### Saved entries
+---+

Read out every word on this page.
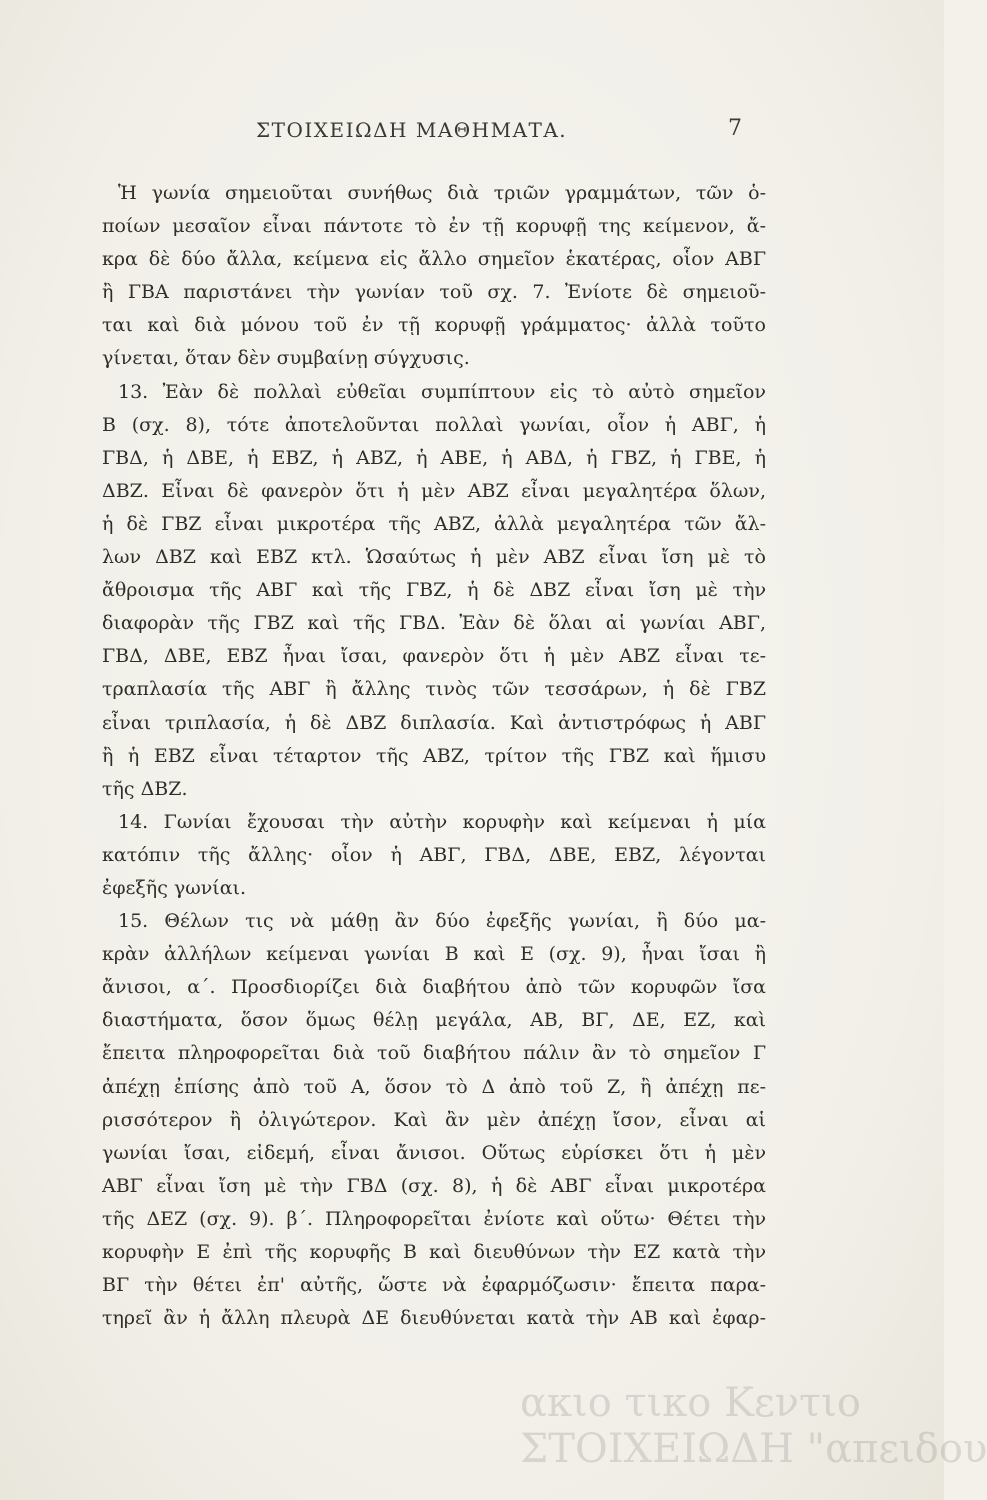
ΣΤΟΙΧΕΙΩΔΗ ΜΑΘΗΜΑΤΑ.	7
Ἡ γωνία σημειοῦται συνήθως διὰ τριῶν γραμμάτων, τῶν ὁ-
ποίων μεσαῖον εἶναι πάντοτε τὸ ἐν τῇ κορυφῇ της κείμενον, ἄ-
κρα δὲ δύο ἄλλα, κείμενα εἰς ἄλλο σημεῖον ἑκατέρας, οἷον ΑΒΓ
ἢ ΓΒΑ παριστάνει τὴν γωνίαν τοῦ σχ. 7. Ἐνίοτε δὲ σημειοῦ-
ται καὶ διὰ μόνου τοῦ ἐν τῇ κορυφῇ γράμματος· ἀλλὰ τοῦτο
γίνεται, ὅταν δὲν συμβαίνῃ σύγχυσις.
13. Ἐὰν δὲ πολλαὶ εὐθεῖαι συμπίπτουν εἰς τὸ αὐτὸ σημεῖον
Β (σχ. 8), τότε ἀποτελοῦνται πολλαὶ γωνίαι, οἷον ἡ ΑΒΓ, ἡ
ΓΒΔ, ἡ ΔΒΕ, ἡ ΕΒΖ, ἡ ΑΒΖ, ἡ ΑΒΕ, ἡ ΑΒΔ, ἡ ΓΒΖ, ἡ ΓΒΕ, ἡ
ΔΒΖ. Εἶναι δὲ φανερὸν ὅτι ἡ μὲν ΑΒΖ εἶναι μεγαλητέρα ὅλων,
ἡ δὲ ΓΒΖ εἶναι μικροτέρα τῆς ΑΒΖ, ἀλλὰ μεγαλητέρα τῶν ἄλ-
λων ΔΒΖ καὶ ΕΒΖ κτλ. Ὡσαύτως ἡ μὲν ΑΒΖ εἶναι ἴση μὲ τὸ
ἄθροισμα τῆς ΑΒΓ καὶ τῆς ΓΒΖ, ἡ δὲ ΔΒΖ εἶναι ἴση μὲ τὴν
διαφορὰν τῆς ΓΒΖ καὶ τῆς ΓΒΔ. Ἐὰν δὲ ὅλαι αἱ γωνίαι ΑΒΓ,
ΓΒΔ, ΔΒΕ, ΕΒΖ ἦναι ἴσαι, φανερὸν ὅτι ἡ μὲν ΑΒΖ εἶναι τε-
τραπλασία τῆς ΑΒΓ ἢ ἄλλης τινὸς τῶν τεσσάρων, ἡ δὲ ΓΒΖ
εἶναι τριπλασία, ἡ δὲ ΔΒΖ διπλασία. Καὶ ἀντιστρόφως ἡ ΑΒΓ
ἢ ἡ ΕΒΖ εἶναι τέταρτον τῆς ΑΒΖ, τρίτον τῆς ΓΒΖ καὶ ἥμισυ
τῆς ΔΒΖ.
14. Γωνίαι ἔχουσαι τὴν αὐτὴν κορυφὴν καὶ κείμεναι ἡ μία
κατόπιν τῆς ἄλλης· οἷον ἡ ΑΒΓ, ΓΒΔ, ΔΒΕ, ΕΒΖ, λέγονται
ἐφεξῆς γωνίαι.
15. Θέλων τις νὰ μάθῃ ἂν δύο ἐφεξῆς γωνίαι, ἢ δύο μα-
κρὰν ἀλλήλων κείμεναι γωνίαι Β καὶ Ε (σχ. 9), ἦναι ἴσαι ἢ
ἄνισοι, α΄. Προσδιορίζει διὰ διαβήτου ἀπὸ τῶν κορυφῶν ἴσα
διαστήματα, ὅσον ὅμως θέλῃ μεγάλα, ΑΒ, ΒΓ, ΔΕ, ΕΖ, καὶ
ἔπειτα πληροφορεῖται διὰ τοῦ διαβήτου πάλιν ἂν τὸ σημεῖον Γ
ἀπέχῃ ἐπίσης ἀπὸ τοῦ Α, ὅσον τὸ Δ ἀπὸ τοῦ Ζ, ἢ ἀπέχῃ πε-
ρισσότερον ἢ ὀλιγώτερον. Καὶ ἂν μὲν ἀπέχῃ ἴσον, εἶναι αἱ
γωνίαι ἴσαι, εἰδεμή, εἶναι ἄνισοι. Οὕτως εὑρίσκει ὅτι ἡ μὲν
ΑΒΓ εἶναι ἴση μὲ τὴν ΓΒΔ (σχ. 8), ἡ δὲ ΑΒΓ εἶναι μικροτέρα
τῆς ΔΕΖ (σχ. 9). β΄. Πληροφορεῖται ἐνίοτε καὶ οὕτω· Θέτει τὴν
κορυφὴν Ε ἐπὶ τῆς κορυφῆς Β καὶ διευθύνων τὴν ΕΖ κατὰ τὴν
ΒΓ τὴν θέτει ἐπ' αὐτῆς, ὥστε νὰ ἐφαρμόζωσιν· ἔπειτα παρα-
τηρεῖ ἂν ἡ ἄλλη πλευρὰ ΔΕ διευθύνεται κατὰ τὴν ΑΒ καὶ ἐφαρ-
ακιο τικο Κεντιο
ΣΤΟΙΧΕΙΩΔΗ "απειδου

+---+

### TASK GOAL
How many of the lines above hold "ὅσον"? Answer with only the number.

### THE ANSWER
2